-- Start Information shown --

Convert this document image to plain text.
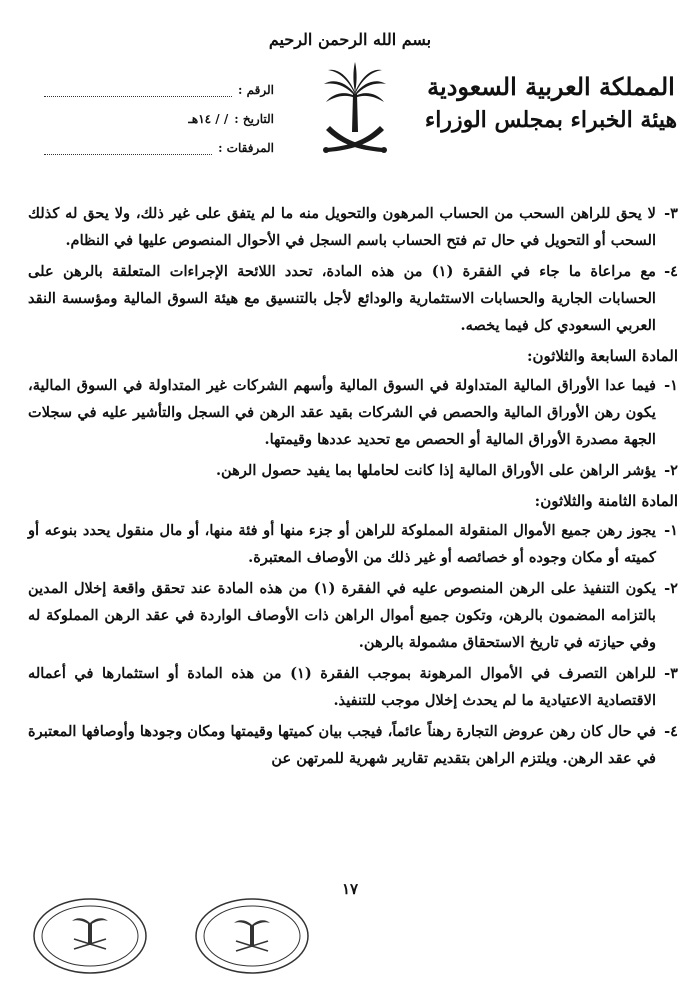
بسم الله الرحمن الرحيم
المملكة العربية السعودية
هيئة الخبراء بمجلس الوزراء
الرقم :
التاريخ :
/ / ١٤هـ
المرفقات :
٣-
لا يحق للراهن السحب من الحساب المرهون والتحويل منه ما لم يتفق على غير ذلك، ولا يحق له كذلك السحب أو التحويل في حال تم فتح الحساب باسم السجل في الأحوال المنصوص عليها في النظام.
٤-
مع مراعاة ما جاء في الفقرة (١) من هذه المادة، تحدد اللائحة الإجراءات المتعلقة بالرهن على الحسابات الجارية والحسابات الاستثمارية والودائع لأجل بالتنسيق مع هيئة السوق المالية ومؤسسة النقد العربي السعودي كل فيما يخصه.
المادة السابعة والثلاثون:
١-
فيما عدا الأوراق المالية المتداولة في السوق المالية وأسهم الشركات غير المتداولة في السوق المالية، يكون رهن الأوراق المالية والحصص في الشركات بقيد عقد الرهن في السجل والتأشير عليه في سجلات الجهة مصدرة الأوراق المالية أو الحصص مع تحديد عددها وقيمتها.
٢-
يؤشر الراهن على الأوراق المالية إذا كانت لحاملها بما يفيد حصول الرهن.
المادة الثامنة والثلاثون:
١-
يجوز رهن جميع الأموال المنقولة المملوكة للراهن أو جزء منها أو فئة منها، أو مال منقول يحدد بنوعه أو كميته أو مكان وجوده أو خصائصه أو غير ذلك من الأوصاف المعتبرة.
٢-
يكون التنفيذ على الرهن المنصوص عليه في الفقرة (١) من هذه المادة عند تحقق واقعة إخلال المدين بالتزامه المضمون بالرهن، وتكون جميع أموال الراهن ذات الأوصاف الواردة في عقد الرهن المملوكة له وفي حيازته في تاريخ الاستحقاق مشمولة بالرهن.
٣-
للراهن التصرف في الأموال المرهونة بموجب الفقرة (١) من هذه المادة أو استثمارها في أعماله الاقتصادية الاعتيادية ما لم يحدث إخلال موجب للتنفيذ.
٤-
في حال كان رهن عروض التجارة رهناً عائماً، فيجب بيان كميتها وقيمتها ومكان وجودها وأوصافها المعتبرة في عقد الرهن. ويلتزم الراهن بتقديم تقارير شهرية للمرتهن عن
١٧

-- End Information shown --

Task description: Search the listing for the word "هيئة". Copy every line in which it occurs.

Solution for this task:
هيئة الخبراء بمجلس الوزراء
مع مراعاة ما جاء في الفقرة (١) من هذه المادة، تحدد اللائحة الإجراءات المتعلقة بالرهن على الحسابات الجارية والحسابات الاستثمارية والودائع لأجل بالتنسيق مع هيئة السوق المالية ومؤسسة النقد العربي السعودي كل فيما يخصه.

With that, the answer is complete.